▶ _DATA TO PROCESS_
☆ ☆ ☆ ☆
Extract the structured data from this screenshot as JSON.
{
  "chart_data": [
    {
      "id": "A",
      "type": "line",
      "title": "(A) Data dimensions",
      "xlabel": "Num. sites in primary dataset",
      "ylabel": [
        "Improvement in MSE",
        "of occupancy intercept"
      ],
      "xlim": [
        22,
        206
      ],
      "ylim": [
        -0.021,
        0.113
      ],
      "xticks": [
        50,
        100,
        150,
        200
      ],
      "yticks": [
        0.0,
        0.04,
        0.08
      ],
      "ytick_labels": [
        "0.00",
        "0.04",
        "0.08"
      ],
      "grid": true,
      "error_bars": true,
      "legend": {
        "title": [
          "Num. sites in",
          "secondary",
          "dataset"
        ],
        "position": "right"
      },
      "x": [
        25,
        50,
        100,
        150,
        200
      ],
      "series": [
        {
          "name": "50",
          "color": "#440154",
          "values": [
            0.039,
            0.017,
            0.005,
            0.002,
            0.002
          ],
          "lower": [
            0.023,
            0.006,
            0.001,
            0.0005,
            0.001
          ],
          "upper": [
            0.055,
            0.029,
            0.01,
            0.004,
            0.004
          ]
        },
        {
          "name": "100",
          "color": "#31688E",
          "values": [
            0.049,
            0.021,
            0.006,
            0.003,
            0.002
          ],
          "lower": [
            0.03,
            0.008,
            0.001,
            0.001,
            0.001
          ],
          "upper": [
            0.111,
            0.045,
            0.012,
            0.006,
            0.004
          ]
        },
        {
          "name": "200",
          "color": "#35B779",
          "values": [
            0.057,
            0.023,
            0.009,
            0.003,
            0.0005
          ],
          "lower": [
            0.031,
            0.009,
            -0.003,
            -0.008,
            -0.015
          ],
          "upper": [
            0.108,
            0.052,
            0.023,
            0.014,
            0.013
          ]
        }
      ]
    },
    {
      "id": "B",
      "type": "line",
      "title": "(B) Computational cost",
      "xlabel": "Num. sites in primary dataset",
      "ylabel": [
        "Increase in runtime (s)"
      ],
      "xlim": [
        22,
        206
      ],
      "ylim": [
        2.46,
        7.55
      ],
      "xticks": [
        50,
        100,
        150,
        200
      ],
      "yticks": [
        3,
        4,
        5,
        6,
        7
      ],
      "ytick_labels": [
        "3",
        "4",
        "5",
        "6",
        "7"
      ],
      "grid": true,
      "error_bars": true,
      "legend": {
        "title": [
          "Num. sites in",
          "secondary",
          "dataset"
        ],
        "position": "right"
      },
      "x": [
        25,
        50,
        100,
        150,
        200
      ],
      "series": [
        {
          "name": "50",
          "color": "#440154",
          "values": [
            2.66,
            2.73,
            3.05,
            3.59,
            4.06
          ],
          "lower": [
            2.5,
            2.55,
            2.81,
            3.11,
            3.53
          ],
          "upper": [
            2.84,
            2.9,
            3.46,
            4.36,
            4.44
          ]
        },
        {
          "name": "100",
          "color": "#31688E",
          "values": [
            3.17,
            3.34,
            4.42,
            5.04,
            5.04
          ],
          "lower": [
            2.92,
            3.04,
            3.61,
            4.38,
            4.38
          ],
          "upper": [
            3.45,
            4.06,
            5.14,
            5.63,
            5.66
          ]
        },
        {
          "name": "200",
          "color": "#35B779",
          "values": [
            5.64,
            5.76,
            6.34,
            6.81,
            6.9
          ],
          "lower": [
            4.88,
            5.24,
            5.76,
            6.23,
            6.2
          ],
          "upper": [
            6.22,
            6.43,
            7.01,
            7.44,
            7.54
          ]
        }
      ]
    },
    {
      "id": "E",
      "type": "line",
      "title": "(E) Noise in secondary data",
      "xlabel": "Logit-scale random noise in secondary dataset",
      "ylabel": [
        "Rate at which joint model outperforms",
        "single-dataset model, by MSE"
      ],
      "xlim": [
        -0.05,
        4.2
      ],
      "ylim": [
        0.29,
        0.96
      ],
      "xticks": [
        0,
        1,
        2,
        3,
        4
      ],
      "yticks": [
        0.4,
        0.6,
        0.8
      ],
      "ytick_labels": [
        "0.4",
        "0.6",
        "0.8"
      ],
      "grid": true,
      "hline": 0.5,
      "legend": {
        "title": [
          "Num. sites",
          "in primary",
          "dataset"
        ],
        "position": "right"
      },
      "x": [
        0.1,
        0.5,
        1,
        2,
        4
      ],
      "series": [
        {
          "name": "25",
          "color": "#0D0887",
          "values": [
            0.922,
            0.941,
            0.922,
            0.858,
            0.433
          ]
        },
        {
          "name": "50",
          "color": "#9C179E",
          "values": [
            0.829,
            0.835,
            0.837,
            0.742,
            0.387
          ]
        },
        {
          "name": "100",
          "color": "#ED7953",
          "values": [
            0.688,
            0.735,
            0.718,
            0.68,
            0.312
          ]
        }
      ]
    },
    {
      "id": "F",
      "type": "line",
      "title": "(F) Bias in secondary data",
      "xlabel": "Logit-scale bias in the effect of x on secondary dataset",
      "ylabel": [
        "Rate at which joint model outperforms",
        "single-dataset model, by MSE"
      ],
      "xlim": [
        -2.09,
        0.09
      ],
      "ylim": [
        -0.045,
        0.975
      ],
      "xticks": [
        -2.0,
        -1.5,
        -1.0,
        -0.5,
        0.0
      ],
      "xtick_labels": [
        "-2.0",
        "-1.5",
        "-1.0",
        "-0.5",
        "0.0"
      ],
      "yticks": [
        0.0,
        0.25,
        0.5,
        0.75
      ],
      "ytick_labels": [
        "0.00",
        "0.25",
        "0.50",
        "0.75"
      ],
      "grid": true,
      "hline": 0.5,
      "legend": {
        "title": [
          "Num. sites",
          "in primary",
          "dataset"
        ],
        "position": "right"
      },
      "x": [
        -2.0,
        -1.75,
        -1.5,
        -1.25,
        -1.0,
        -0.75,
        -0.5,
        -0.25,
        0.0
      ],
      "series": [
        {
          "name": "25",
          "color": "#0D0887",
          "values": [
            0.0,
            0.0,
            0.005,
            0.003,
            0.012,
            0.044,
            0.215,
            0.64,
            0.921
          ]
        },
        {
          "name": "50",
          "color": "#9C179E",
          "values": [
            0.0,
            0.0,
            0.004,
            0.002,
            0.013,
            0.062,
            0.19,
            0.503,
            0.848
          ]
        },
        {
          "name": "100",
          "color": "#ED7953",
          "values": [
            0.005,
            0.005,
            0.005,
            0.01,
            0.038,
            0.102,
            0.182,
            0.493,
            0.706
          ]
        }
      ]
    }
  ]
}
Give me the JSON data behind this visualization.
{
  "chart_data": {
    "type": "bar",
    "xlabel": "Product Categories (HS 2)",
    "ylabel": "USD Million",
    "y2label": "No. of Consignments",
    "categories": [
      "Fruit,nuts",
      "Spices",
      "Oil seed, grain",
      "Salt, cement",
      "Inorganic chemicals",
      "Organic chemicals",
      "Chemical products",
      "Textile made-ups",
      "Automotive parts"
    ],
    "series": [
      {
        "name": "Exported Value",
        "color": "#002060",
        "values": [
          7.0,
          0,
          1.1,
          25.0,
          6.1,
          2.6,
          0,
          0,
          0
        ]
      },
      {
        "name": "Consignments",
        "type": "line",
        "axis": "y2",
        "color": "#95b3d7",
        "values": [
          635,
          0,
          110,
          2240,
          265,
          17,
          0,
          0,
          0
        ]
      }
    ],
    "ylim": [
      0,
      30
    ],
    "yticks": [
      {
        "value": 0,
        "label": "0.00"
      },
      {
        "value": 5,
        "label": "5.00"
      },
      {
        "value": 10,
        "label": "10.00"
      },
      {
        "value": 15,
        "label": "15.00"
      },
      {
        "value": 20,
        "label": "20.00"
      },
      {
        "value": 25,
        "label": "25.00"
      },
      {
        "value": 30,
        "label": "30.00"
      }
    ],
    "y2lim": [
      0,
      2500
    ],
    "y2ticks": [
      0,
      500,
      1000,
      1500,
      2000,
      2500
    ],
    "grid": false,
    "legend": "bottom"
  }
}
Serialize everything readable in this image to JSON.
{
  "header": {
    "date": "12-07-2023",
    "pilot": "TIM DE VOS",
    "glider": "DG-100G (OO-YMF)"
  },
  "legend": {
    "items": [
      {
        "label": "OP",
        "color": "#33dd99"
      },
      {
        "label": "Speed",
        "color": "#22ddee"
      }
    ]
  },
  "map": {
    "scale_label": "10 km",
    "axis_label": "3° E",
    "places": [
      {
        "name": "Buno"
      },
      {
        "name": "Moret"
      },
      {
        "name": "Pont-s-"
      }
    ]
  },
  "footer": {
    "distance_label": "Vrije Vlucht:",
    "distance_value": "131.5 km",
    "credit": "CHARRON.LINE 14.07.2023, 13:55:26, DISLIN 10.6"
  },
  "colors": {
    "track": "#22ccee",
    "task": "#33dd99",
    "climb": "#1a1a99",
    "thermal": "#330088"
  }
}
☆ ☆ ☆ ☆
▶ _WHAT IS ASKED_
Begin with the line that contains "Serialize everything readable" and set down each line exactly until the records above end, including the final line.

▶ _REPLY_
Serialize everything readable in this image to JSON.
{
  "header": {
    "date": "12-07-2023",
    "pilot": "TIM DE VOS",
    "glider": "DG-100G (OO-YMF)"
  },
  "legend": {
    "items": [
      {
        "label": "OP",
        "color": "#33dd99"
      },
      {
        "label": "Speed",
        "color": "#22ddee"
      }
    ]
  },
  "map": {
    "scale_label": "10 km",
    "axis_label": "3° E",
    "places": [
      {
        "name": "Buno"
      },
      {
        "name": "Moret"
      },
      {
        "name": "Pont-s-"
      }
    ]
  },
  "footer": {
    "distance_label": "Vrije Vlucht:",
    "distance_value": "131.5 km",
    "credit": "CHARRON.LINE 14.07.2023, 13:55:26, DISLIN 10.6"
  },
  "colors": {
    "track": "#22ccee",
    "task": "#33dd99",
    "climb": "#1a1a99",
    "thermal": "#330088"
  }
}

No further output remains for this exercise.